*** Dataset rows

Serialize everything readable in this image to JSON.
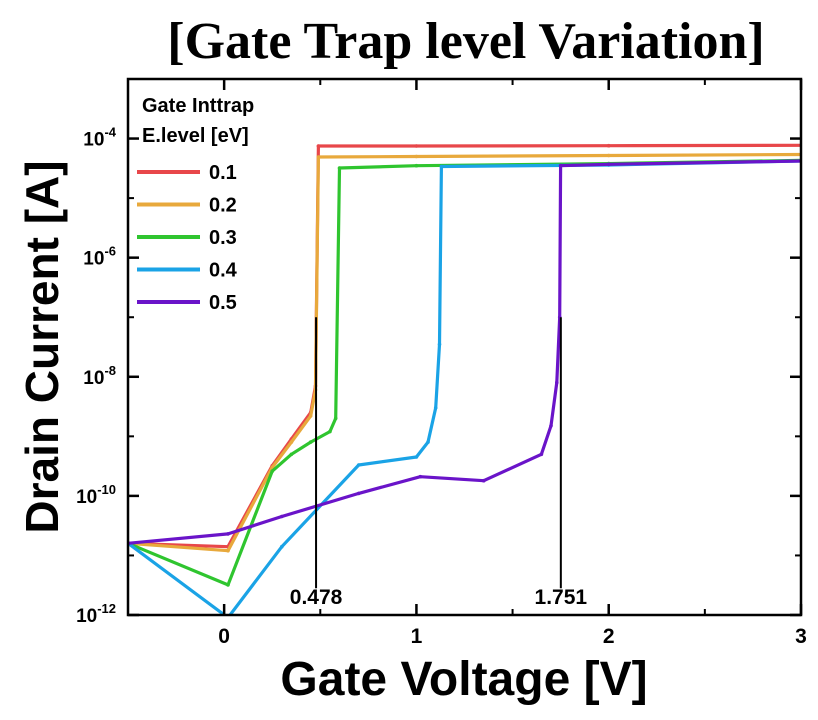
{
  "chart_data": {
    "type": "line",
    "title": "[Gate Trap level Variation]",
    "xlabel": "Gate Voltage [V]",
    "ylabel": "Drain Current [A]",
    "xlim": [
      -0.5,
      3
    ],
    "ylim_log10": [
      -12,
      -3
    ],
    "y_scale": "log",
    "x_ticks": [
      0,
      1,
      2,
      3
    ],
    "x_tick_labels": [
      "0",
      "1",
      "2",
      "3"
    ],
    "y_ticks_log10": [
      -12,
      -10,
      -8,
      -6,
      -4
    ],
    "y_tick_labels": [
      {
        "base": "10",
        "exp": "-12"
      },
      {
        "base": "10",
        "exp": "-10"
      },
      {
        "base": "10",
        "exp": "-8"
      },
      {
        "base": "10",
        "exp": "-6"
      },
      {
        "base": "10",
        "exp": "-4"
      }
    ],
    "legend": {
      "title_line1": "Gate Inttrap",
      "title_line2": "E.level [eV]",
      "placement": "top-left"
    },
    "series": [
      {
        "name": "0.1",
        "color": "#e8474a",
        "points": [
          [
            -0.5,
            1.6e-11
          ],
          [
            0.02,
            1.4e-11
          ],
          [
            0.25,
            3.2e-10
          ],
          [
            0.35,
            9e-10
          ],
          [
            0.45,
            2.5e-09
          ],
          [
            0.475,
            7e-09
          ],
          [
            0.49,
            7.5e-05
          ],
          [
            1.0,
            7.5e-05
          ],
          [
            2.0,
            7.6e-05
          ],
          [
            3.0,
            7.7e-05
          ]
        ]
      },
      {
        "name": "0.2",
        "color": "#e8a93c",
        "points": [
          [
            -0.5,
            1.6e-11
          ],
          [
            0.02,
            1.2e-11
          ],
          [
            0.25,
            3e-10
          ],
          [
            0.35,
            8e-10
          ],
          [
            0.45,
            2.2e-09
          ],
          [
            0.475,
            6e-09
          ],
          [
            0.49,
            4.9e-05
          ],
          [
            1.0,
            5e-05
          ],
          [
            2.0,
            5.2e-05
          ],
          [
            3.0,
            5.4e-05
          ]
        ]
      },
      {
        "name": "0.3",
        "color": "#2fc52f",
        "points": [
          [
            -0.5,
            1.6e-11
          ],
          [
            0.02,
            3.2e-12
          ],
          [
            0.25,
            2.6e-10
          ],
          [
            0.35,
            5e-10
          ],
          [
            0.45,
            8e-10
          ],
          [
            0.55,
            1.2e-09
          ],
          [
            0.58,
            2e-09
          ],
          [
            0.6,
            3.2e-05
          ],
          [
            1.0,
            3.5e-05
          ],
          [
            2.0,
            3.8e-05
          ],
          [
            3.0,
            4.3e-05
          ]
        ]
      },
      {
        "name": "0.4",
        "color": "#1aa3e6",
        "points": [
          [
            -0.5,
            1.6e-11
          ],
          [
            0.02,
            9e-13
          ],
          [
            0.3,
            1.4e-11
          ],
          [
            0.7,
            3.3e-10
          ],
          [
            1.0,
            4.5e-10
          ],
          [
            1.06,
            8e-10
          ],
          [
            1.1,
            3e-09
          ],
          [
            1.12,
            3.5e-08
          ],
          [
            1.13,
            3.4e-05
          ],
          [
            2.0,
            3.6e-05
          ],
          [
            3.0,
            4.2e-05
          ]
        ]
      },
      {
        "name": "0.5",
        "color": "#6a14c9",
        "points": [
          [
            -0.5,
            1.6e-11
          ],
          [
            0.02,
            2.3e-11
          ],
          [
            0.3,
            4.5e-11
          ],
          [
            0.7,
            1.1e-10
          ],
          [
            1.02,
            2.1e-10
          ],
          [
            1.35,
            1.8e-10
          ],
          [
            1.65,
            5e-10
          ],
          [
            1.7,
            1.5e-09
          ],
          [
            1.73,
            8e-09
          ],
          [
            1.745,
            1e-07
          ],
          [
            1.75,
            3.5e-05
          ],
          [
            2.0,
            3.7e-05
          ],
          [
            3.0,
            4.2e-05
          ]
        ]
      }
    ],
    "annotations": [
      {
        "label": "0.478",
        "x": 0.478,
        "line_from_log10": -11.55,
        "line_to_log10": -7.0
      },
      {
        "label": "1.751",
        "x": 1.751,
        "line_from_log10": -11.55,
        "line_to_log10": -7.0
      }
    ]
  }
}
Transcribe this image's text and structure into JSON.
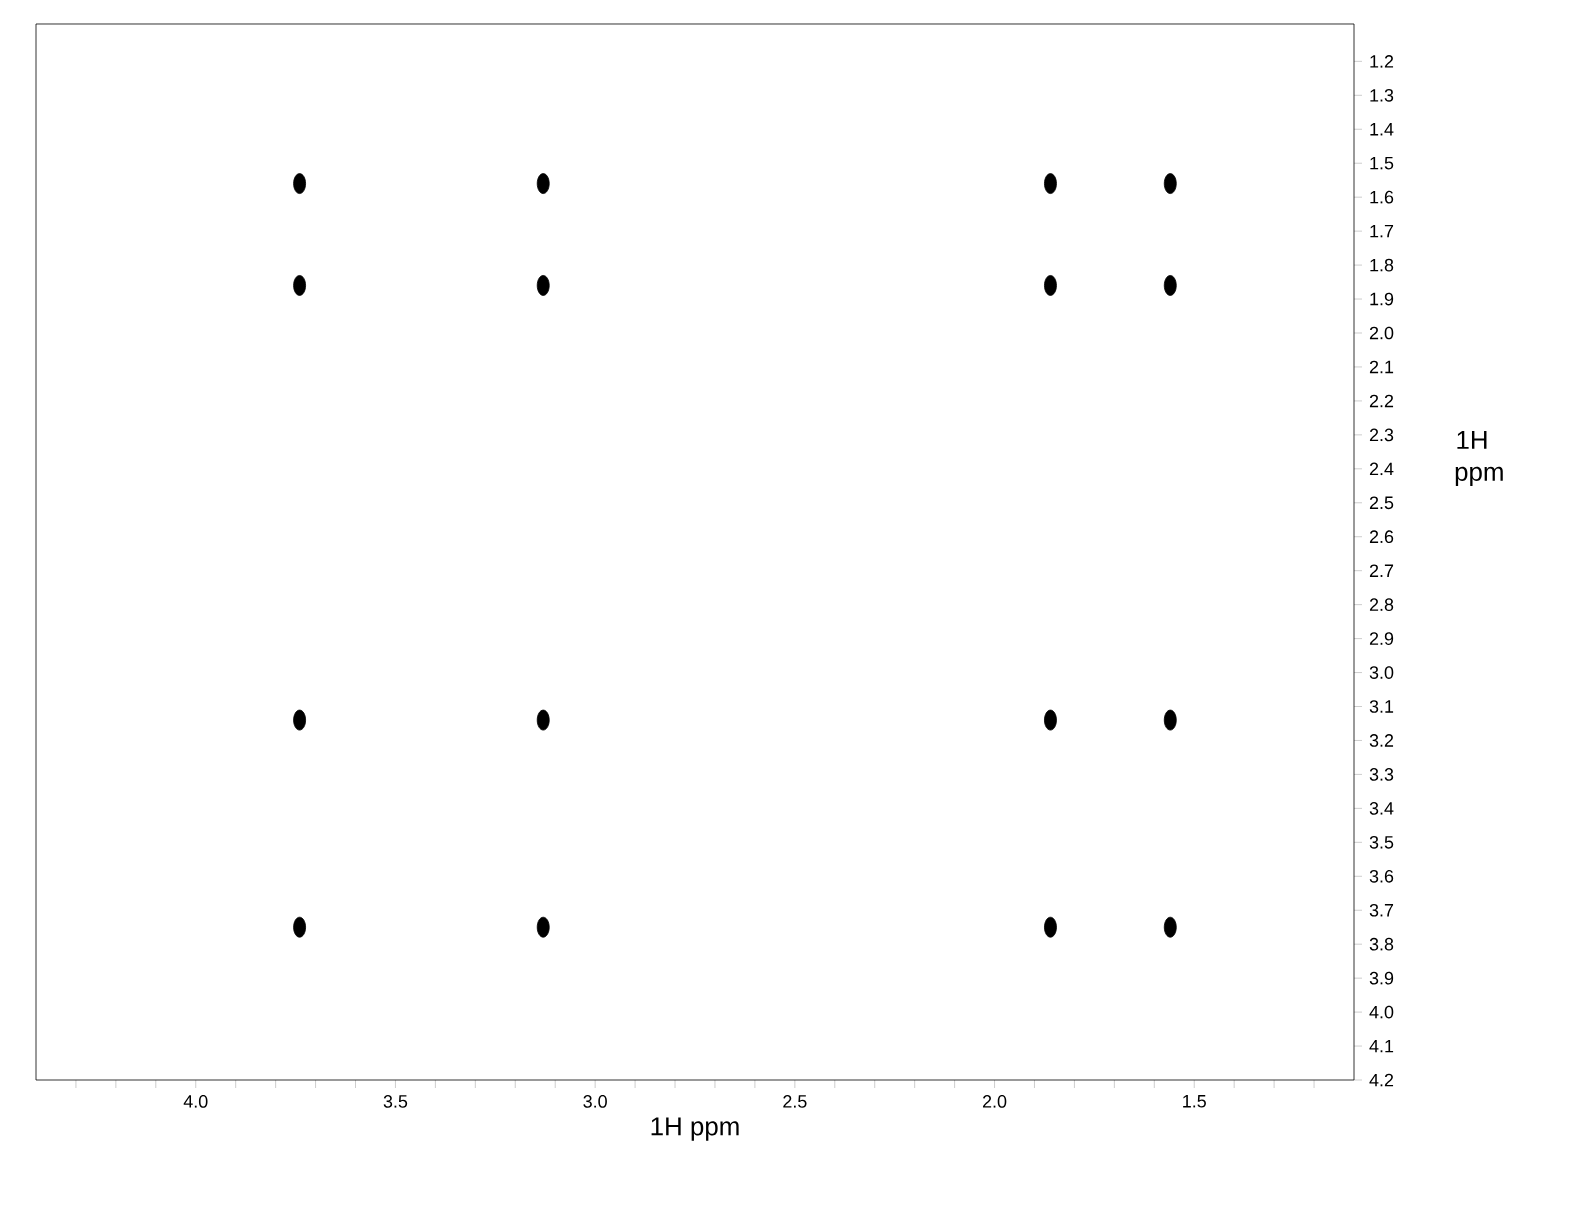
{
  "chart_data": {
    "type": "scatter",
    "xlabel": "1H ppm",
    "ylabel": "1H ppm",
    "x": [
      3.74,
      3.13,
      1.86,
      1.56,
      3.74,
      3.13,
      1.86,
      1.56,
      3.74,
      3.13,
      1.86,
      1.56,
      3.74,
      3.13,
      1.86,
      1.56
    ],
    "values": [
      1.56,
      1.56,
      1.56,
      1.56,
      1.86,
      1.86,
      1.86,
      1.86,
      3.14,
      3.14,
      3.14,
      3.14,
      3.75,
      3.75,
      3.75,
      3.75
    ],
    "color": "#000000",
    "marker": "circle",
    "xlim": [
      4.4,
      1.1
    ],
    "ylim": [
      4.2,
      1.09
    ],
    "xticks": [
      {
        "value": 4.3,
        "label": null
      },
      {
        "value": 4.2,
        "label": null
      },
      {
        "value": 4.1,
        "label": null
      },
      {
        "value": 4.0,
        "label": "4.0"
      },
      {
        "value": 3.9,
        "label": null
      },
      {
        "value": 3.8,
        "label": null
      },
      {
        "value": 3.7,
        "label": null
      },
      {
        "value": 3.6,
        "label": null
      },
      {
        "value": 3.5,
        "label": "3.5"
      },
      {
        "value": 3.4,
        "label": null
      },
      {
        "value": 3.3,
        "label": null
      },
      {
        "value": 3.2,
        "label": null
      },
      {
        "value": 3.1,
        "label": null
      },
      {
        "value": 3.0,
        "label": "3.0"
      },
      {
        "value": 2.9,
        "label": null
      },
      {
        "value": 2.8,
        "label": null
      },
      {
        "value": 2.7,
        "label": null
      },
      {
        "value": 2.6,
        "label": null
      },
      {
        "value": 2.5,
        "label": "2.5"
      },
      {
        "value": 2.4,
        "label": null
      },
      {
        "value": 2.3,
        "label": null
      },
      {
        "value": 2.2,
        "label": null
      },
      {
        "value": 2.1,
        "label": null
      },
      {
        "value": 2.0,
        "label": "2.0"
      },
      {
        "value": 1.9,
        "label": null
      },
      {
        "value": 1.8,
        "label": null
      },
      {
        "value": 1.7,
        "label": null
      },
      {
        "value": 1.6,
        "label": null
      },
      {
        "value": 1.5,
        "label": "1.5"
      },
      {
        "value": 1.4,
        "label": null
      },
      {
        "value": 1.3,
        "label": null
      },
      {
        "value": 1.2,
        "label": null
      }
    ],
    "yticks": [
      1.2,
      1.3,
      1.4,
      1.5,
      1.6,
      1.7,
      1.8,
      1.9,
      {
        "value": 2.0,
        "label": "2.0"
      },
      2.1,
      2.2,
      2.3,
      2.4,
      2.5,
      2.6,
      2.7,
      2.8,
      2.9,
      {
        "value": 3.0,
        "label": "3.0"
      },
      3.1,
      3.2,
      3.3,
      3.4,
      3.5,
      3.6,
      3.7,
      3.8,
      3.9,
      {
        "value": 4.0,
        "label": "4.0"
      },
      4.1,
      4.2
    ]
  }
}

******

■ Written request:
Take the data above and repeat it exactly, leaving each picture out.

■ Task answer:
Serialize everything readable in this image to JSON.
{
  "chart_data": {
    "type": "line",
    "title": "[Gate Trap level Variation]",
    "xlabel": "Gate Voltage [V]",
    "ylabel": "Drain Current [A]",
    "xlim": [
      -0.5,
      3
    ],
    "ylim_log10": [
      -12,
      -3
    ],
    "y_scale": "log",
    "x_ticks": [
      0,
      1,
      2,
      3
    ],
    "x_tick_labels": [
      "0",
      "1",
      "2",
      "3"
    ],
    "y_ticks_log10": [
      -12,
      -10,
      -8,
      -6,
      -4
    ],
    "y_tick_labels": [
      {
        "base": "10",
        "exp": "-12"
      },
      {
        "base": "10",
        "exp": "-10"
      },
      {
        "base": "10",
        "exp": "-8"
      },
      {
        "base": "10",
        "exp": "-6"
      },
      {
        "base": "10",
        "exp": "-4"
      }
    ],
    "legend": {
      "title_line1": "Gate Inttrap",
      "title_line2": "E.level [eV]",
      "placement": "top-left"
    },
    "series": [
      {
        "name": "0.1",
        "color": "#e8474a",
        "points": [
          [
            -0.5,
            1.6e-11
          ],
          [
            0.02,
            1.4e-11
          ],
          [
            0.25,
            3.2e-10
          ],
          [
            0.35,
            9e-10
          ],
          [
            0.45,
            2.5e-09
          ],
          [
            0.475,
            7e-09
          ],
          [
            0.49,
            7.5e-05
          ],
          [
            1.0,
            7.5e-05
          ],
          [
            2.0,
            7.6e-05
          ],
          [
            3.0,
            7.7e-05
          ]
        ]
      },
      {
        "name": "0.2",
        "color": "#e8a93c",
        "points": [
          [
            -0.5,
            1.6e-11
          ],
          [
            0.02,
            1.2e-11
          ],
          [
            0.25,
            3e-10
          ],
          [
            0.35,
            8e-10
          ],
          [
            0.45,
            2.2e-09
          ],
          [
            0.475,
            6e-09
          ],
          [
            0.49,
            4.9e-05
          ],
          [
            1.0,
            5e-05
          ],
          [
            2.0,
            5.2e-05
          ],
          [
            3.0,
            5.4e-05
          ]
        ]
      },
      {
        "name": "0.3",
        "color": "#2fc52f",
        "points": [
          [
            -0.5,
            1.6e-11
          ],
          [
            0.02,
            3.2e-12
          ],
          [
            0.25,
            2.6e-10
          ],
          [
            0.35,
            5e-10
          ],
          [
            0.45,
            8e-10
          ],
          [
            0.55,
            1.2e-09
          ],
          [
            0.58,
            2e-09
          ],
          [
            0.6,
            3.2e-05
          ],
          [
            1.0,
            3.5e-05
          ],
          [
            2.0,
            3.8e-05
          ],
          [
            3.0,
            4.3e-05
          ]
        ]
      },
      {
        "name": "0.4",
        "color": "#1aa3e6",
        "points": [
          [
            -0.5,
            1.6e-11
          ],
          [
            0.02,
            9e-13
          ],
          [
            0.3,
            1.4e-11
          ],
          [
            0.7,
            3.3e-10
          ],
          [
            1.0,
            4.5e-10
          ],
          [
            1.06,
            8e-10
          ],
          [
            1.1,
            3e-09
          ],
          [
            1.12,
            3.5e-08
          ],
          [
            1.13,
            3.4e-05
          ],
          [
            2.0,
            3.6e-05
          ],
          [
            3.0,
            4.2e-05
          ]
        ]
      },
      {
        "name": "0.5",
        "color": "#6a14c9",
        "points": [
          [
            -0.5,
            1.6e-11
          ],
          [
            0.02,
            2.3e-11
          ],
          [
            0.3,
            4.5e-11
          ],
          [
            0.7,
            1.1e-10
          ],
          [
            1.02,
            2.1e-10
          ],
          [
            1.35,
            1.8e-10
          ],
          [
            1.65,
            5e-10
          ],
          [
            1.7,
            1.5e-09
          ],
          [
            1.73,
            8e-09
          ],
          [
            1.745,
            1e-07
          ],
          [
            1.75,
            3.5e-05
          ],
          [
            2.0,
            3.7e-05
          ],
          [
            3.0,
            4.2e-05
          ]
        ]
      }
    ],
    "annotations": [
      {
        "label": "0.478",
        "x": 0.478,
        "line_from_log10": -11.55,
        "line_to_log10": -7.0
      },
      {
        "label": "1.751",
        "x": 1.751,
        "line_from_log10": -11.55,
        "line_to_log10": -7.0
      }
    ]
  }
}
Transcribe this image's text and structure into JSON.
{
  "chart_data": {
    "type": "scatter",
    "xlabel": "1H ppm",
    "ylabel": "1H ppm",
    "x": [
      3.74,
      3.13,
      1.86,
      1.56,
      3.74,
      3.13,
      1.86,
      1.56,
      3.74,
      3.13,
      1.86,
      1.56,
      3.74,
      3.13,
      1.86,
      1.56
    ],
    "values": [
      1.56,
      1.56,
      1.56,
      1.56,
      1.86,
      1.86,
      1.86,
      1.86,
      3.14,
      3.14,
      3.14,
      3.14,
      3.75,
      3.75,
      3.75,
      3.75
    ],
    "color": "#000000",
    "marker": "circle",
    "xlim": [
      4.4,
      1.1
    ],
    "ylim": [
      4.2,
      1.09
    ],
    "xticks": [
      {
        "value": 4.3,
        "label": null
      },
      {
        "value": 4.2,
        "label": null
      },
      {
        "value": 4.1,
        "label": null
      },
      {
        "value": 4.0,
        "label": "4.0"
      },
      {
        "value": 3.9,
        "label": null
      },
      {
        "value": 3.8,
        "label": null
      },
      {
        "value": 3.7,
        "label": null
      },
      {
        "value": 3.6,
        "label": null
      },
      {
        "value": 3.5,
        "label": "3.5"
      },
      {
        "value": 3.4,
        "label": null
      },
      {
        "value": 3.3,
        "label": null
      },
      {
        "value": 3.2,
        "label": null
      },
      {
        "value": 3.1,
        "label": null
      },
      {
        "value": 3.0,
        "label": "3.0"
      },
      {
        "value": 2.9,
        "label": null
      },
      {
        "value": 2.8,
        "label": null
      },
      {
        "value": 2.7,
        "label": null
      },
      {
        "value": 2.6,
        "label": null
      },
      {
        "value": 2.5,
        "label": "2.5"
      },
      {
        "value": 2.4,
        "label": null
      },
      {
        "value": 2.3,
        "label": null
      },
      {
        "value": 2.2,
        "label": null
      },
      {
        "value": 2.1,
        "label": null
      },
      {
        "value": 2.0,
        "label": "2.0"
      },
      {
        "value": 1.9,
        "label": null
      },
      {
        "value": 1.8,
        "label": null
      },
      {
        "value": 1.7,
        "label": null
      },
      {
        "value": 1.6,
        "label": null
      },
      {
        "value": 1.5,
        "label": "1.5"
      },
      {
        "value": 1.4,
        "label": null
      },
      {
        "value": 1.3,
        "label": null
      },
      {
        "value": 1.2,
        "label": null
      }
    ],
    "yticks": [
      1.2,
      1.3,
      1.4,
      1.5,
      1.6,
      1.7,
      1.8,
      1.9,
      {
        "value": 2.0,
        "label": "2.0"
      },
      2.1,
      2.2,
      2.3,
      2.4,
      2.5,
      2.6,
      2.7,
      2.8,
      2.9,
      {
        "value": 3.0,
        "label": "3.0"
      },
      3.1,
      3.2,
      3.3,
      3.4,
      3.5,
      3.6,
      3.7,
      3.8,
      3.9,
      {
        "value": 4.0,
        "label": "4.0"
      },
      4.1,
      4.2
    ]
  }
}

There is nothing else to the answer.